(A run of records)
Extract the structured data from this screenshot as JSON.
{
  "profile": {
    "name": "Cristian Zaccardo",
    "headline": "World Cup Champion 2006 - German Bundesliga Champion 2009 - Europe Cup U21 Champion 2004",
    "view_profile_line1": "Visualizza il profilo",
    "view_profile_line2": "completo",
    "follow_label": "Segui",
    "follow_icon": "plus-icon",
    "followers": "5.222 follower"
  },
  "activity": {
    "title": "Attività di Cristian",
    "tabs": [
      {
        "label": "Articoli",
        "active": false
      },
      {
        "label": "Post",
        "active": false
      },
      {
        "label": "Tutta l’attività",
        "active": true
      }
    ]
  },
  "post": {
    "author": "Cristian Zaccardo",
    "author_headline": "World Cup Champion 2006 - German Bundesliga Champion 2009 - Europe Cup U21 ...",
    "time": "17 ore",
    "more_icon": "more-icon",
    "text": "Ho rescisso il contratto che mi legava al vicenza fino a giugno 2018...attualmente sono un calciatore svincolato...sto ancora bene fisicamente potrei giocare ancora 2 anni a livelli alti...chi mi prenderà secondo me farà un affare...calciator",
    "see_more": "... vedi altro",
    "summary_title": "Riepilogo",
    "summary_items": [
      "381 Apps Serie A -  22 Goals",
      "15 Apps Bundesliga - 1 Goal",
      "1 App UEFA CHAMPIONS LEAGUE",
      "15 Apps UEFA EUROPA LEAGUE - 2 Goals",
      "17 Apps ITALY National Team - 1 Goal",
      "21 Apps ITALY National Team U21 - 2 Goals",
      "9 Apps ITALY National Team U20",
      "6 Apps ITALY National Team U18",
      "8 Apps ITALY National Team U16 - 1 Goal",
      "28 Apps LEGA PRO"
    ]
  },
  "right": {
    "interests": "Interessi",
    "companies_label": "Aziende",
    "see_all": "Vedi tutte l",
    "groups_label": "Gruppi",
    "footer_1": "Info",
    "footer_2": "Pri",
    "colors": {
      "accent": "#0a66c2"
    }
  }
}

:: Directions for this task ::
Extract the full set of entries word for word.

:: Answer for the task ::
Extract the structured data from this screenshot as JSON.
{
  "profile": {
    "name": "Cristian Zaccardo",
    "headline": "World Cup Champion 2006 - German Bundesliga Champion 2009 - Europe Cup U21 Champion 2004",
    "view_profile_line1": "Visualizza il profilo",
    "view_profile_line2": "completo",
    "follow_label": "Segui",
    "follow_icon": "plus-icon",
    "followers": "5.222 follower"
  },
  "activity": {
    "title": "Attività di Cristian",
    "tabs": [
      {
        "label": "Articoli",
        "active": false
      },
      {
        "label": "Post",
        "active": false
      },
      {
        "label": "Tutta l’attività",
        "active": true
      }
    ]
  },
  "post": {
    "author": "Cristian Zaccardo",
    "author_headline": "World Cup Champion 2006 - German Bundesliga Champion 2009 - Europe Cup U21 ...",
    "time": "17 ore",
    "more_icon": "more-icon",
    "text": "Ho rescisso il contratto che mi legava al vicenza fino a giugno 2018...attualmente sono un calciatore svincolato...sto ancora bene fisicamente potrei giocare ancora 2 anni a livelli alti...chi mi prenderà secondo me farà un affare...calciator",
    "see_more": "... vedi altro",
    "summary_title": "Riepilogo",
    "summary_items": [
      "381 Apps Serie A -  22 Goals",
      "15 Apps Bundesliga - 1 Goal",
      "1 App UEFA CHAMPIONS LEAGUE",
      "15 Apps UEFA EUROPA LEAGUE - 2 Goals",
      "17 Apps ITALY National Team - 1 Goal",
      "21 Apps ITALY National Team U21 - 2 Goals",
      "9 Apps ITALY National Team U20",
      "6 Apps ITALY National Team U18",
      "8 Apps ITALY National Team U16 - 1 Goal",
      "28 Apps LEGA PRO"
    ]
  },
  "right": {
    "interests": "Interessi",
    "companies_label": "Aziende",
    "see_all": "Vedi tutte l",
    "groups_label": "Gruppi",
    "footer_1": "Info",
    "footer_2": "Pri",
    "colors": {
      "accent": "#0a66c2"
    }
  }
}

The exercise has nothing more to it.